**REQUEST**. Check each line of the listing, and copy it if it contains the word "share".

----- AVAILABLE RECORDS

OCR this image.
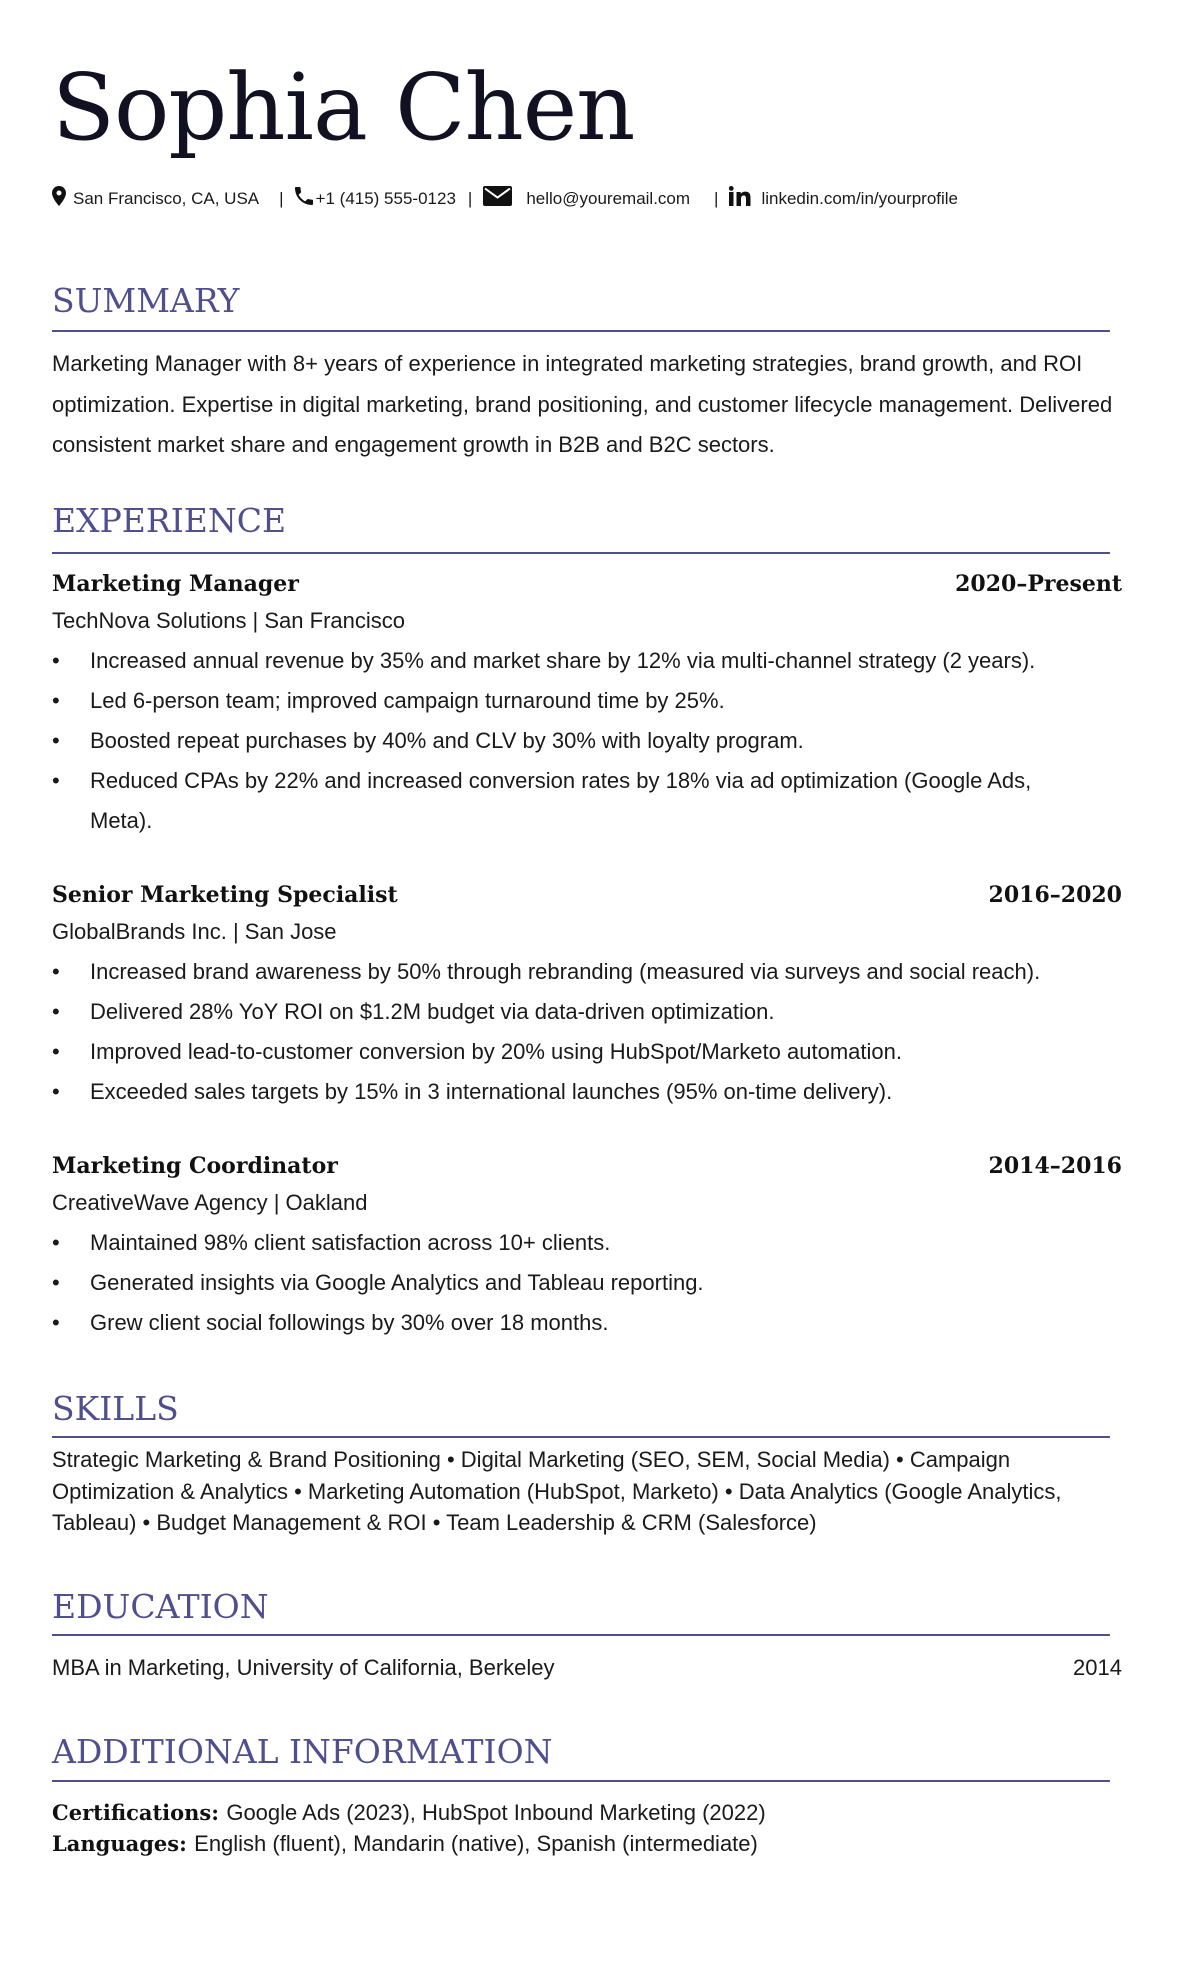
Sophia Chen
San Francisco, CA, USA | +1 (415) 555-0123 |	hello@youremail.com |	linkedin.com/in/yourprofile
SUMMARY
Marketing Manager with 8+ years of experience in integrated marketing strategies, brand growth, and ROI optimization. Expertise in digital marketing, brand positioning, and customer lifecycle management. Delivered consistent market share and engagement growth in B2B and B2C sectors.
EXPERIENCE
Marketing Manager	2020–Present
TechNova Solutions | San Francisco
• Increased annual revenue by 35% and market share by 12% via multi-channel strategy (2 years).
• Led 6-person team; improved campaign turnaround time by 25%.
• Boosted repeat purchases by 40% and CLV by 30% with loyalty program.
• Reduced CPAs by 22% and increased conversion rates by 18% via ad optimization (Google Ads, Meta).
Senior Marketing Specialist	2016–2020
GlobalBrands Inc. | San Jose
• Increased brand awareness by 50% through rebranding (measured via surveys and social reach).
• Delivered 28% YoY ROI on $1.2M budget via data-driven optimization.
• Improved lead-to-customer conversion by 20% using HubSpot/Marketo automation.
• Exceeded sales targets by 15% in 3 international launches (95% on-time delivery).
Marketing Coordinator	2014–2016
CreativeWave Agency | Oakland
• Maintained 98% client satisfaction across 10+ clients.
• Generated insights via Google Analytics and Tableau reporting.
• Grew client social followings by 30% over 18 months.
SKILLS
Strategic Marketing & Brand Positioning • Digital Marketing (SEO, SEM, Social Media) • Campaign Optimization & Analytics • Marketing Automation (HubSpot, Marketo) • Data Analytics (Google Analytics, Tableau) • Budget Management & ROI • Team Leadership & CRM (Salesforce)
EDUCATION
MBA in Marketing, University of California, Berkeley	2014
ADDITIONAL INFORMATION
Certifications: Google Ads (2023), HubSpot Inbound Marketing (2022)
Languages: English (fluent), Mandarin (native), Spanish (intermediate)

----------

**TASK SOLUTION**.
Marketing Manager with 8+ years of experience in integrated marketing strategies, brand growth, and ROI optimization. Expertise in digital marketing, brand positioning, and customer lifecycle management. Delivered consistent market share and engagement growth in B2B and B2C sectors.
• Increased annual revenue by 35% and market share by 12% via multi-channel strategy (2 years).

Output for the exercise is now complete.